> **DIRECTIONS FOR THIS TASK**: Go through the listing and write out all of it exactly.

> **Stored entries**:
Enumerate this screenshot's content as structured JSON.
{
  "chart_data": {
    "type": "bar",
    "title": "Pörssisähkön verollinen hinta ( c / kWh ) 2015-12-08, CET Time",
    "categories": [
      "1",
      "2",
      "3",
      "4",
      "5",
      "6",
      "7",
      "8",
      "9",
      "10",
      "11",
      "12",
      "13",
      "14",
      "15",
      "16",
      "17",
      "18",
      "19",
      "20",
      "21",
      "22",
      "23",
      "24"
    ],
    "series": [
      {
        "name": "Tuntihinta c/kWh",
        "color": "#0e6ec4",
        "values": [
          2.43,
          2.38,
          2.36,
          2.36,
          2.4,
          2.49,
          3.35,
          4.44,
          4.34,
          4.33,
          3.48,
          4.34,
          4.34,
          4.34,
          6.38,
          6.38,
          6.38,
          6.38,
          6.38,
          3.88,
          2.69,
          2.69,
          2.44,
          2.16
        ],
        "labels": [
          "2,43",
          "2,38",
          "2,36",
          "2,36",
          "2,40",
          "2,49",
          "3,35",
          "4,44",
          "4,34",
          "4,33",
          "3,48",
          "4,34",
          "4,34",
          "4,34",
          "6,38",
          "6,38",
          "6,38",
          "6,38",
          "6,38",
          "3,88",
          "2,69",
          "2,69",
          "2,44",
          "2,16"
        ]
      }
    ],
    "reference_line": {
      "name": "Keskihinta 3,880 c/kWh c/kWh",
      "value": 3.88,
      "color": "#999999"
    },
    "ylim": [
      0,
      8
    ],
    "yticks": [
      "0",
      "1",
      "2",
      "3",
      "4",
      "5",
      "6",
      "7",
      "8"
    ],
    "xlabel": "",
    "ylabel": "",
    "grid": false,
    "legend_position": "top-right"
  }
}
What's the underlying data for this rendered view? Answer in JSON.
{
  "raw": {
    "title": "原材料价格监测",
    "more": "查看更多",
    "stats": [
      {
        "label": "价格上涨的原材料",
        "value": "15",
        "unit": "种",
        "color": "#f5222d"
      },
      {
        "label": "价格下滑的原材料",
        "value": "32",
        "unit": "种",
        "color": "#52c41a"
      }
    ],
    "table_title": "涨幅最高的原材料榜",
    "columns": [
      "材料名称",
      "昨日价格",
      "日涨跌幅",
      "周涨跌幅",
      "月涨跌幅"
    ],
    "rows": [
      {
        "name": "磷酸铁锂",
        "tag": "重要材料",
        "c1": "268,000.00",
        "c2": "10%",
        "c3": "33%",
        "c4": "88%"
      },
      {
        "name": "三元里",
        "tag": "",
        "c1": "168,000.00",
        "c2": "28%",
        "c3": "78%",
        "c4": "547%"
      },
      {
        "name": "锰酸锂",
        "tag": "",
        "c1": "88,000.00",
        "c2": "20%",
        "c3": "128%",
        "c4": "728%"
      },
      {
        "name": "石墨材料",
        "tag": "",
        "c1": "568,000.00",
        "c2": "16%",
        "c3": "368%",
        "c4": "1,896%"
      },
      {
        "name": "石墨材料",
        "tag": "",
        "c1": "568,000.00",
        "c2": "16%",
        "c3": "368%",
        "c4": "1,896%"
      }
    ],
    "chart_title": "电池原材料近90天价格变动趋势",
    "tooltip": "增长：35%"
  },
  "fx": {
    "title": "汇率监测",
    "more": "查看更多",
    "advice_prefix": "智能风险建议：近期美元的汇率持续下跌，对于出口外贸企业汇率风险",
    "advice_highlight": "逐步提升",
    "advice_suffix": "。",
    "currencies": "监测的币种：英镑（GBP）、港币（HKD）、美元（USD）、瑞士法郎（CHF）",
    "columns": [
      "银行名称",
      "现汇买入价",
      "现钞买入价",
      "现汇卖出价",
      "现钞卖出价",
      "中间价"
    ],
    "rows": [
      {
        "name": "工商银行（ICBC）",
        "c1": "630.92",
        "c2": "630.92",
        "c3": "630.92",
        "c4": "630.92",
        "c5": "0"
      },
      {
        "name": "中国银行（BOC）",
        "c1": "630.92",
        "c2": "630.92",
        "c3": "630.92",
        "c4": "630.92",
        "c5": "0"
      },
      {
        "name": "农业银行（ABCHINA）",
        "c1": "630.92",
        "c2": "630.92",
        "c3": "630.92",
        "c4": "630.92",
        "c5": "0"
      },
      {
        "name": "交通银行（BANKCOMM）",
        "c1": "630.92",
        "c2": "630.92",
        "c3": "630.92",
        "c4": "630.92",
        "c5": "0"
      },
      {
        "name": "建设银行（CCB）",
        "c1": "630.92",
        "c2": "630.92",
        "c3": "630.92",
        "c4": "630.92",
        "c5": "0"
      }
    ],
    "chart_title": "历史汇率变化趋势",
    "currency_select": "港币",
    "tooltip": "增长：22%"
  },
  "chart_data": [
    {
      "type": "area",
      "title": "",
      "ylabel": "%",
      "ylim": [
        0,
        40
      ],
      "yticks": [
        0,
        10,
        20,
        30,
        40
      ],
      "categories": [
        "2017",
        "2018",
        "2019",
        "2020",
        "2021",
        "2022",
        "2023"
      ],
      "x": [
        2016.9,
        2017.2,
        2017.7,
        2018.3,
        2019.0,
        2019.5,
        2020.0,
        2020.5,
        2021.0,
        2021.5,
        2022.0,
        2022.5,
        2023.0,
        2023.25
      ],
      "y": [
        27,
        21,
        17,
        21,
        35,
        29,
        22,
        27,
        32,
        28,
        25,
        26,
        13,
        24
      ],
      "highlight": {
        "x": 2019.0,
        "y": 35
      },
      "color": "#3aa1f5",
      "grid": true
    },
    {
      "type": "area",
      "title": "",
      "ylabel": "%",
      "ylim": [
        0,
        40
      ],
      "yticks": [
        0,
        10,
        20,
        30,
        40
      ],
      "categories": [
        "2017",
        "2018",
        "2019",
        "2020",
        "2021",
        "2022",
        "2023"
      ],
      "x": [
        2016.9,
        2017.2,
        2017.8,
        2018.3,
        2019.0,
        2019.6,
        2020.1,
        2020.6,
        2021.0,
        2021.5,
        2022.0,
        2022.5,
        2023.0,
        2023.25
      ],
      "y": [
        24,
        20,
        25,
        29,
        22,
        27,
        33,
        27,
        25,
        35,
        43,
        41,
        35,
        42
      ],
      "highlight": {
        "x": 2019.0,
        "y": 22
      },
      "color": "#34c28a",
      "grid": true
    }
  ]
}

> **OUTPUT OF THE TASK**:
Enumerate this screenshot's content as structured JSON.
{
  "chart_data": {
    "type": "bar",
    "title": "Pörssisähkön verollinen hinta ( c / kWh ) 2015-12-08, CET Time",
    "categories": [
      "1",
      "2",
      "3",
      "4",
      "5",
      "6",
      "7",
      "8",
      "9",
      "10",
      "11",
      "12",
      "13",
      "14",
      "15",
      "16",
      "17",
      "18",
      "19",
      "20",
      "21",
      "22",
      "23",
      "24"
    ],
    "series": [
      {
        "name": "Tuntihinta c/kWh",
        "color": "#0e6ec4",
        "values": [
          2.43,
          2.38,
          2.36,
          2.36,
          2.4,
          2.49,
          3.35,
          4.44,
          4.34,
          4.33,
          3.48,
          4.34,
          4.34,
          4.34,
          6.38,
          6.38,
          6.38,
          6.38,
          6.38,
          3.88,
          2.69,
          2.69,
          2.44,
          2.16
        ],
        "labels": [
          "2,43",
          "2,38",
          "2,36",
          "2,36",
          "2,40",
          "2,49",
          "3,35",
          "4,44",
          "4,34",
          "4,33",
          "3,48",
          "4,34",
          "4,34",
          "4,34",
          "6,38",
          "6,38",
          "6,38",
          "6,38",
          "6,38",
          "3,88",
          "2,69",
          "2,69",
          "2,44",
          "2,16"
        ]
      }
    ],
    "reference_line": {
      "name": "Keskihinta 3,880 c/kWh c/kWh",
      "value": 3.88,
      "color": "#999999"
    },
    "ylim": [
      0,
      8
    ],
    "yticks": [
      "0",
      "1",
      "2",
      "3",
      "4",
      "5",
      "6",
      "7",
      "8"
    ],
    "xlabel": "",
    "ylabel": "",
    "grid": false,
    "legend_position": "top-right"
  }
}
What's the underlying data for this rendered view? Answer in JSON.
{
  "raw": {
    "title": "原材料价格监测",
    "more": "查看更多",
    "stats": [
      {
        "label": "价格上涨的原材料",
        "value": "15",
        "unit": "种",
        "color": "#f5222d"
      },
      {
        "label": "价格下滑的原材料",
        "value": "32",
        "unit": "种",
        "color": "#52c41a"
      }
    ],
    "table_title": "涨幅最高的原材料榜",
    "columns": [
      "材料名称",
      "昨日价格",
      "日涨跌幅",
      "周涨跌幅",
      "月涨跌幅"
    ],
    "rows": [
      {
        "name": "磷酸铁锂",
        "tag": "重要材料",
        "c1": "268,000.00",
        "c2": "10%",
        "c3": "33%",
        "c4": "88%"
      },
      {
        "name": "三元里",
        "tag": "",
        "c1": "168,000.00",
        "c2": "28%",
        "c3": "78%",
        "c4": "547%"
      },
      {
        "name": "锰酸锂",
        "tag": "",
        "c1": "88,000.00",
        "c2": "20%",
        "c3": "128%",
        "c4": "728%"
      },
      {
        "name": "石墨材料",
        "tag": "",
        "c1": "568,000.00",
        "c2": "16%",
        "c3": "368%",
        "c4": "1,896%"
      },
      {
        "name": "石墨材料",
        "tag": "",
        "c1": "568,000.00",
        "c2": "16%",
        "c3": "368%",
        "c4": "1,896%"
      }
    ],
    "chart_title": "电池原材料近90天价格变动趋势",
    "tooltip": "增长：35%"
  },
  "fx": {
    "title": "汇率监测",
    "more": "查看更多",
    "advice_prefix": "智能风险建议：近期美元的汇率持续下跌，对于出口外贸企业汇率风险",
    "advice_highlight": "逐步提升",
    "advice_suffix": "。",
    "currencies": "监测的币种：英镑（GBP）、港币（HKD）、美元（USD）、瑞士法郎（CHF）",
    "columns": [
      "银行名称",
      "现汇买入价",
      "现钞买入价",
      "现汇卖出价",
      "现钞卖出价",
      "中间价"
    ],
    "rows": [
      {
        "name": "工商银行（ICBC）",
        "c1": "630.92",
        "c2": "630.92",
        "c3": "630.92",
        "c4": "630.92",
        "c5": "0"
      },
      {
        "name": "中国银行（BOC）",
        "c1": "630.92",
        "c2": "630.92",
        "c3": "630.92",
        "c4": "630.92",
        "c5": "0"
      },
      {
        "name": "农业银行（ABCHINA）",
        "c1": "630.92",
        "c2": "630.92",
        "c3": "630.92",
        "c4": "630.92",
        "c5": "0"
      },
      {
        "name": "交通银行（BANKCOMM）",
        "c1": "630.92",
        "c2": "630.92",
        "c3": "630.92",
        "c4": "630.92",
        "c5": "0"
      },
      {
        "name": "建设银行（CCB）",
        "c1": "630.92",
        "c2": "630.92",
        "c3": "630.92",
        "c4": "630.92",
        "c5": "0"
      }
    ],
    "chart_title": "历史汇率变化趋势",
    "currency_select": "港币",
    "tooltip": "增长：22%"
  },
  "chart_data": [
    {
      "type": "area",
      "title": "",
      "ylabel": "%",
      "ylim": [
        0,
        40
      ],
      "yticks": [
        0,
        10,
        20,
        30,
        40
      ],
      "categories": [
        "2017",
        "2018",
        "2019",
        "2020",
        "2021",
        "2022",
        "2023"
      ],
      "x": [
        2016.9,
        2017.2,
        2017.7,
        2018.3,
        2019.0,
        2019.5,
        2020.0,
        2020.5,
        2021.0,
        2021.5,
        2022.0,
        2022.5,
        2023.0,
        2023.25
      ],
      "y": [
        27,
        21,
        17,
        21,
        35,
        29,
        22,
        27,
        32,
        28,
        25,
        26,
        13,
        24
      ],
      "highlight": {
        "x": 2019.0,
        "y": 35
      },
      "color": "#3aa1f5",
      "grid": true
    },
    {
      "type": "area",
      "title": "",
      "ylabel": "%",
      "ylim": [
        0,
        40
      ],
      "yticks": [
        0,
        10,
        20,
        30,
        40
      ],
      "categories": [
        "2017",
        "2018",
        "2019",
        "2020",
        "2021",
        "2022",
        "2023"
      ],
      "x": [
        2016.9,
        2017.2,
        2017.8,
        2018.3,
        2019.0,
        2019.6,
        2020.1,
        2020.6,
        2021.0,
        2021.5,
        2022.0,
        2022.5,
        2023.0,
        2023.25
      ],
      "y": [
        24,
        20,
        25,
        29,
        22,
        27,
        33,
        27,
        25,
        35,
        43,
        41,
        35,
        42
      ],
      "highlight": {
        "x": 2019.0,
        "y": 22
      },
      "color": "#34c28a",
      "grid": true
    }
  ]
}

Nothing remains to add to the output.